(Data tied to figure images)
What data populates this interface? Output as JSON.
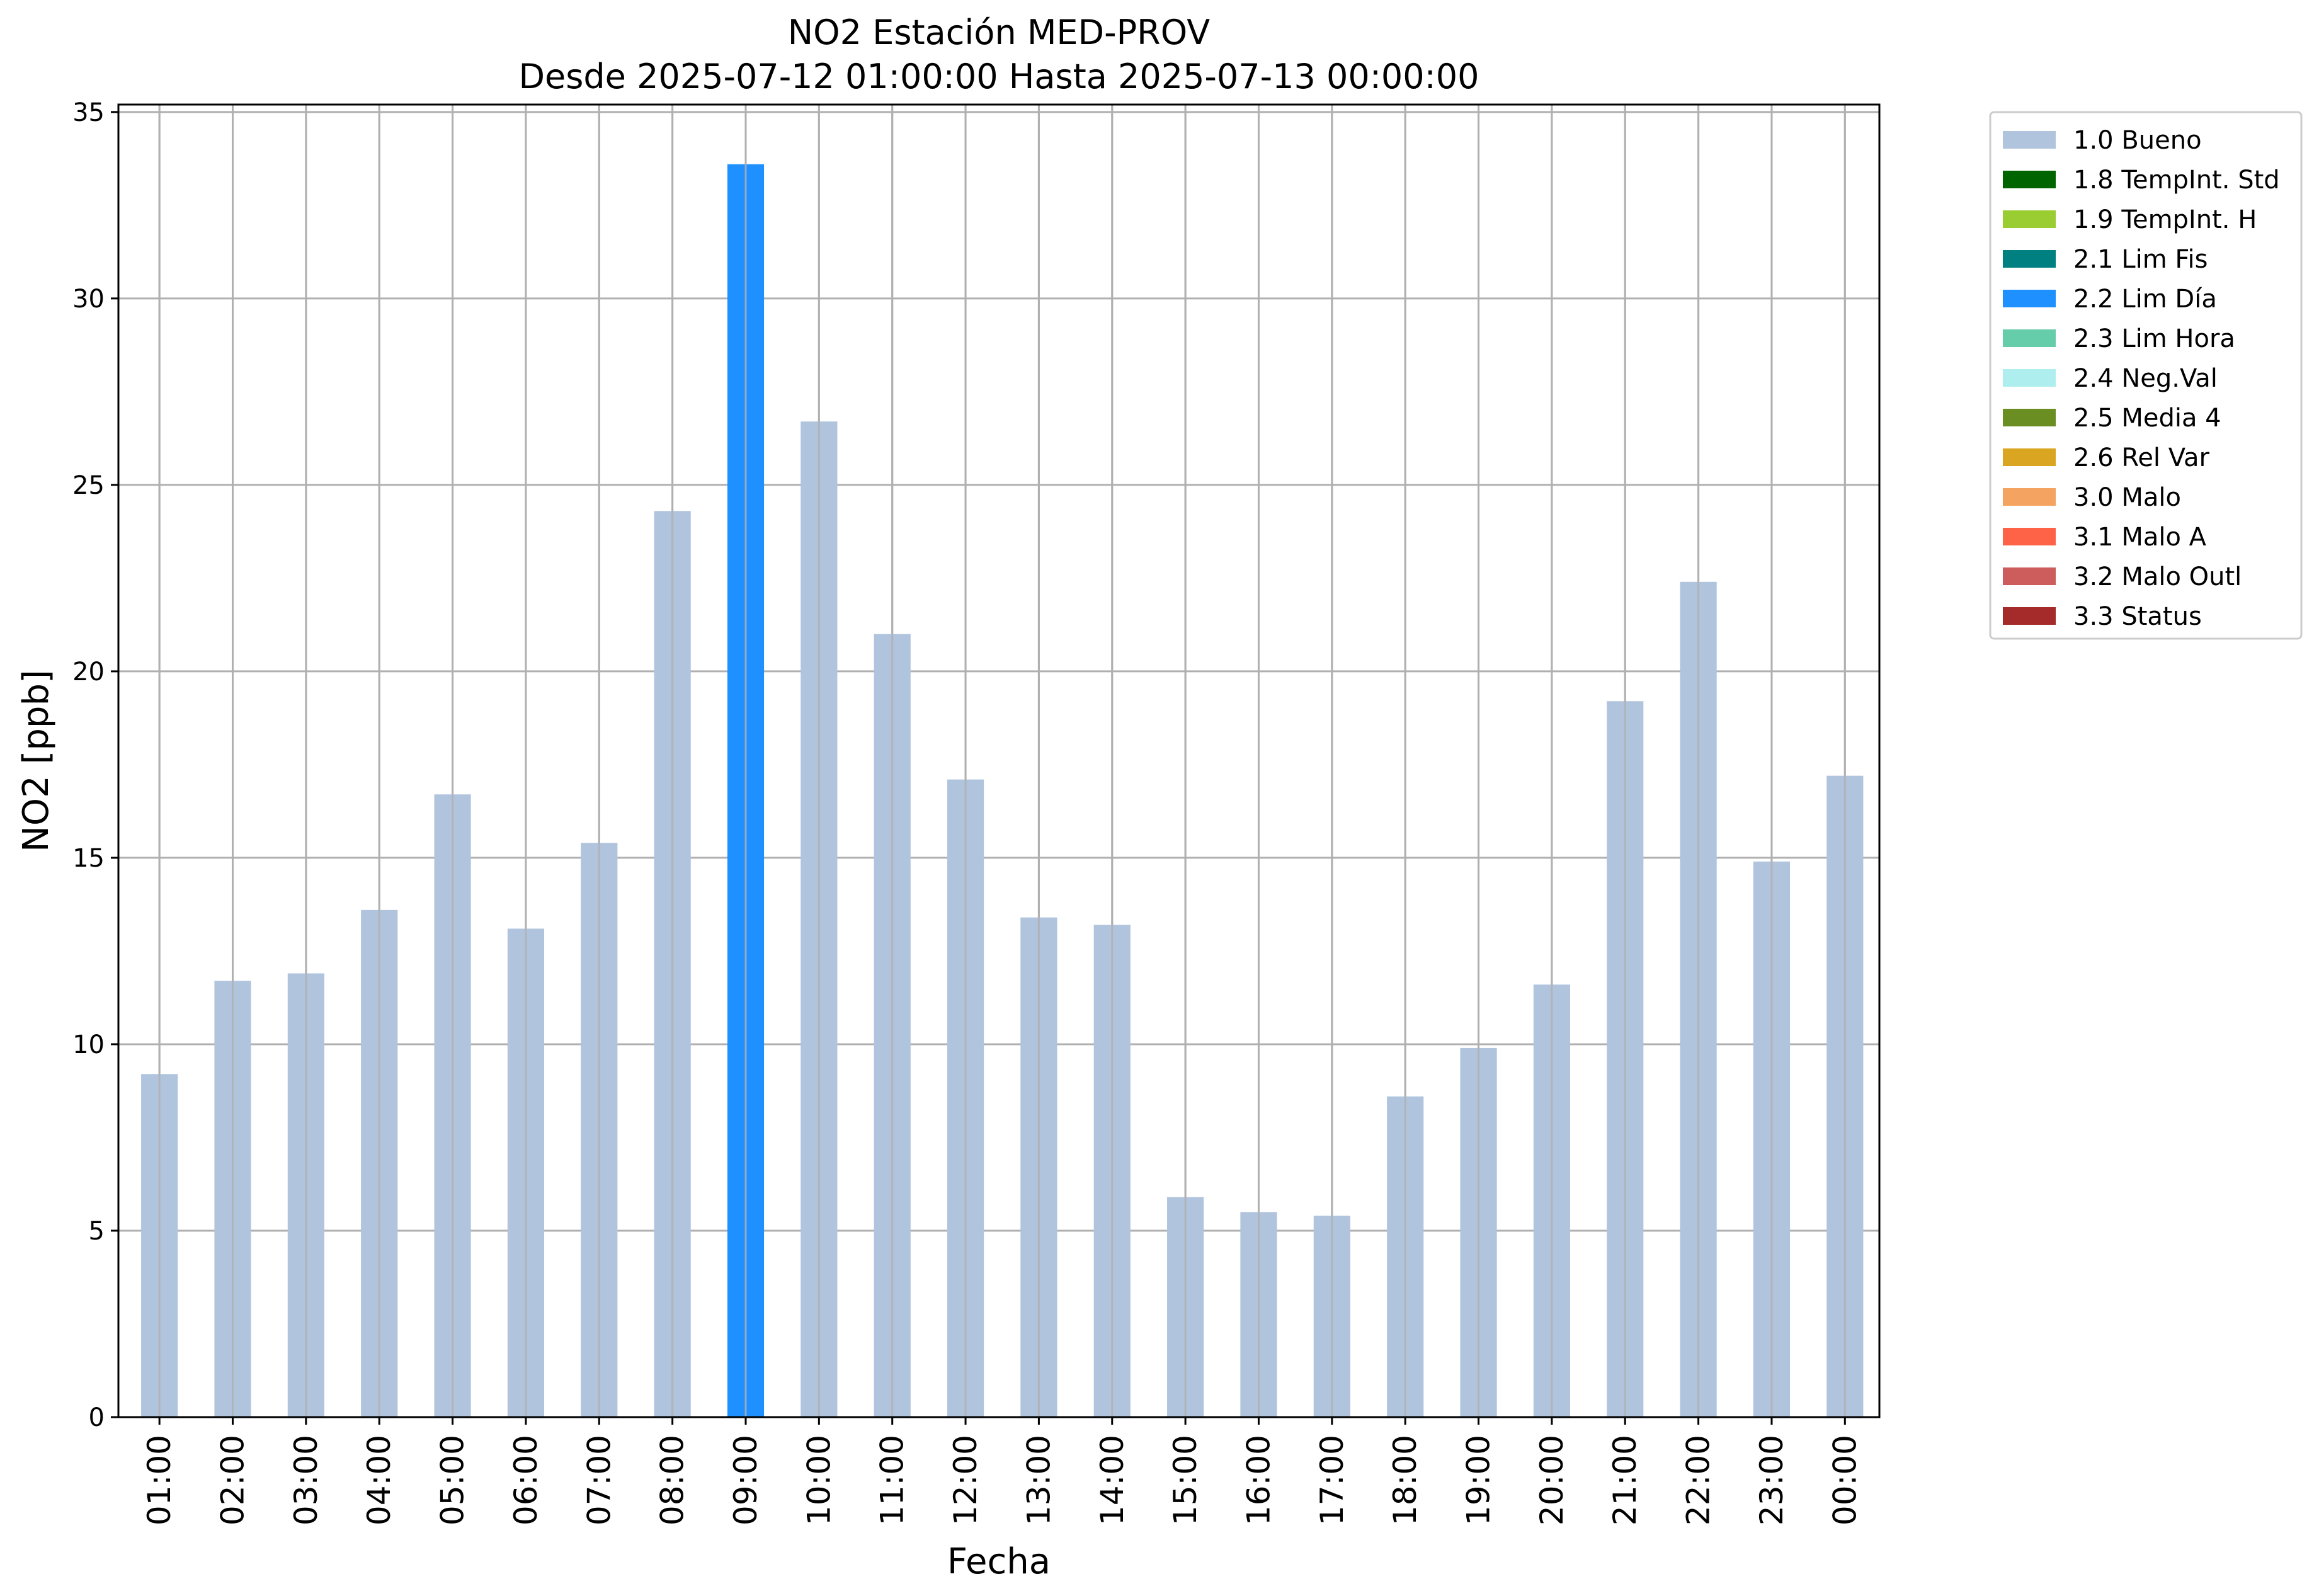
{
  "chart_data": {
    "type": "bar",
    "title": "NO2 Estación MED-PROV",
    "subtitle": "Desde 2025-07-12 01:00:00 Hasta 2025-07-13 00:00:00",
    "xlabel": "Fecha",
    "ylabel": "NO2 [ppb]",
    "ylim": [
      0,
      35.2
    ],
    "yticks": [
      0,
      5,
      10,
      15,
      20,
      25,
      30,
      35
    ],
    "grid": true,
    "legend_position": "outside-right-top",
    "categories": [
      "01:00",
      "02:00",
      "03:00",
      "04:00",
      "05:00",
      "06:00",
      "07:00",
      "08:00",
      "09:00",
      "10:00",
      "11:00",
      "12:00",
      "13:00",
      "14:00",
      "15:00",
      "16:00",
      "17:00",
      "18:00",
      "19:00",
      "20:00",
      "21:00",
      "22:00",
      "23:00",
      "00:00"
    ],
    "values": [
      9.2,
      11.7,
      11.9,
      13.6,
      16.7,
      13.1,
      15.4,
      24.3,
      33.6,
      26.7,
      21.0,
      17.1,
      13.4,
      13.2,
      5.9,
      5.5,
      5.4,
      8.6,
      9.9,
      11.6,
      19.2,
      22.4,
      14.9,
      17.2
    ],
    "flags": [
      "1.0 Bueno",
      "1.0 Bueno",
      "1.0 Bueno",
      "1.0 Bueno",
      "1.0 Bueno",
      "1.0 Bueno",
      "1.0 Bueno",
      "1.0 Bueno",
      "2.2 Lim Día",
      "1.0 Bueno",
      "1.0 Bueno",
      "1.0 Bueno",
      "1.0 Bueno",
      "1.0 Bueno",
      "1.0 Bueno",
      "1.0 Bueno",
      "1.0 Bueno",
      "1.0 Bueno",
      "1.0 Bueno",
      "1.0 Bueno",
      "1.0 Bueno",
      "1.0 Bueno",
      "1.0 Bueno",
      "1.0 Bueno"
    ],
    "legend": [
      {
        "label": "1.0 Bueno",
        "color": "#b0c4de"
      },
      {
        "label": "1.8 TempInt. Std",
        "color": "#006400"
      },
      {
        "label": "1.9 TempInt. H",
        "color": "#9acd32"
      },
      {
        "label": "2.1 Lim Fis",
        "color": "#008080"
      },
      {
        "label": "2.2 Lim Día",
        "color": "#1e90ff"
      },
      {
        "label": "2.3 Lim Hora",
        "color": "#66cdaa"
      },
      {
        "label": "2.4 Neg.Val",
        "color": "#afeeee"
      },
      {
        "label": "2.5 Media 4",
        "color": "#6b8e23"
      },
      {
        "label": "2.6 Rel Var",
        "color": "#daa520"
      },
      {
        "label": "3.0 Malo",
        "color": "#f4a460"
      },
      {
        "label": "3.1 Malo A",
        "color": "#ff6347"
      },
      {
        "label": "3.2 Malo Outl",
        "color": "#cd5c5c"
      },
      {
        "label": "3.3 Status",
        "color": "#a52a2a"
      }
    ]
  }
}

To do: Of the lines in the listing above, how many hold the string "TempInt"? Reply with the number only.

Task response: 2